WORK TO COMPLETE:
Return a word-for-word copy of the complete listing below.

PROVIDED RECORDS:
_ _ _

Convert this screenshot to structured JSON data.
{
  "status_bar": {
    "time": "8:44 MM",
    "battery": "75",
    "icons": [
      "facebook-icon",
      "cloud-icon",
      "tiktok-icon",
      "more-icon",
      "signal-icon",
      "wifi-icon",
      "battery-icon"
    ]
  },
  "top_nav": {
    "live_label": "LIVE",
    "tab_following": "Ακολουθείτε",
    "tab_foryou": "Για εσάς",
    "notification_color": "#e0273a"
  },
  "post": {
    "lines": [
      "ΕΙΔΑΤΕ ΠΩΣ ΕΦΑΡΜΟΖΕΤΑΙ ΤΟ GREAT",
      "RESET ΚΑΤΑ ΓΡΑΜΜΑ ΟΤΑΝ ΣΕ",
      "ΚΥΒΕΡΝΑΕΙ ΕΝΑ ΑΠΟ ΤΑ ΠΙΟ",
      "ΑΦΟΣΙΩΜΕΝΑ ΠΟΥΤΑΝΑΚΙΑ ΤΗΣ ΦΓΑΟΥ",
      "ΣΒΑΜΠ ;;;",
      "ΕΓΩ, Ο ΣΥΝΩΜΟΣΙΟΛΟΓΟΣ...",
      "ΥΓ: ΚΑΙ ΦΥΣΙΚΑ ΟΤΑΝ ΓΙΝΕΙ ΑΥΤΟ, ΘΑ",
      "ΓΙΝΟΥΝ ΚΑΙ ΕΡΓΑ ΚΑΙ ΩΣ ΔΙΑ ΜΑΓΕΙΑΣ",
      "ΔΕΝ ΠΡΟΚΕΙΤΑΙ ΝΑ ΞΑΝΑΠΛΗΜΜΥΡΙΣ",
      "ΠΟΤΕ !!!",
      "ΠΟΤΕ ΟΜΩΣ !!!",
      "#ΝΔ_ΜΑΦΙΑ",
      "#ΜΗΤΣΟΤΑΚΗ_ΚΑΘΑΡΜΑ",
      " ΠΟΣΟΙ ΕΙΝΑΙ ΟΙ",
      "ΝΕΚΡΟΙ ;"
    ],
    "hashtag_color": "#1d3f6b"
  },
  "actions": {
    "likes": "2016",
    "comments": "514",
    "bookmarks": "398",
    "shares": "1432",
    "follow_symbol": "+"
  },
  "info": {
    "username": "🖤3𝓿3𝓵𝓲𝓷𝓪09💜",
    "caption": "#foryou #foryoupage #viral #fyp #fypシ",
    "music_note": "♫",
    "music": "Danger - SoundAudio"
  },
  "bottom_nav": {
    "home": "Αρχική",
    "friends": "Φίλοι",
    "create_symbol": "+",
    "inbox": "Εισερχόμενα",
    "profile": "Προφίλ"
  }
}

_ _ _

RESPONSE:
Convert this screenshot to structured JSON data.
{
  "status_bar": {
    "time": "8:44 MM",
    "battery": "75",
    "icons": [
      "facebook-icon",
      "cloud-icon",
      "tiktok-icon",
      "more-icon",
      "signal-icon",
      "wifi-icon",
      "battery-icon"
    ]
  },
  "top_nav": {
    "live_label": "LIVE",
    "tab_following": "Ακολουθείτε",
    "tab_foryou": "Για εσάς",
    "notification_color": "#e0273a"
  },
  "post": {
    "lines": [
      "ΕΙΔΑΤΕ ΠΩΣ ΕΦΑΡΜΟΖΕΤΑΙ ΤΟ GREAT",
      "RESET ΚΑΤΑ ΓΡΑΜΜΑ ΟΤΑΝ ΣΕ",
      "ΚΥΒΕΡΝΑΕΙ ΕΝΑ ΑΠΟ ΤΑ ΠΙΟ",
      "ΑΦΟΣΙΩΜΕΝΑ ΠΟΥΤΑΝΑΚΙΑ ΤΗΣ ΦΓΑΟΥ",
      "ΣΒΑΜΠ ;;;",
      "ΕΓΩ, Ο ΣΥΝΩΜΟΣΙΟΛΟΓΟΣ...",
      "ΥΓ: ΚΑΙ ΦΥΣΙΚΑ ΟΤΑΝ ΓΙΝΕΙ ΑΥΤΟ, ΘΑ",
      "ΓΙΝΟΥΝ ΚΑΙ ΕΡΓΑ ΚΑΙ ΩΣ ΔΙΑ ΜΑΓΕΙΑΣ",
      "ΔΕΝ ΠΡΟΚΕΙΤΑΙ ΝΑ ΞΑΝΑΠΛΗΜΜΥΡΙΣ",
      "ΠΟΤΕ !!!",
      "ΠΟΤΕ ΟΜΩΣ !!!",
      "#ΝΔ_ΜΑΦΙΑ",
      "#ΜΗΤΣΟΤΑΚΗ_ΚΑΘΑΡΜΑ",
      " ΠΟΣΟΙ ΕΙΝΑΙ ΟΙ",
      "ΝΕΚΡΟΙ ;"
    ],
    "hashtag_color": "#1d3f6b"
  },
  "actions": {
    "likes": "2016",
    "comments": "514",
    "bookmarks": "398",
    "shares": "1432",
    "follow_symbol": "+"
  },
  "info": {
    "username": "🖤3𝓿3𝓵𝓲𝓷𝓪09💜",
    "caption": "#foryou #foryoupage #viral #fyp #fypシ",
    "music_note": "♫",
    "music": "Danger - SoundAudio"
  },
  "bottom_nav": {
    "home": "Αρχική",
    "friends": "Φίλοι",
    "create_symbol": "+",
    "inbox": "Εισερχόμενα",
    "profile": "Προφίλ"
  }
}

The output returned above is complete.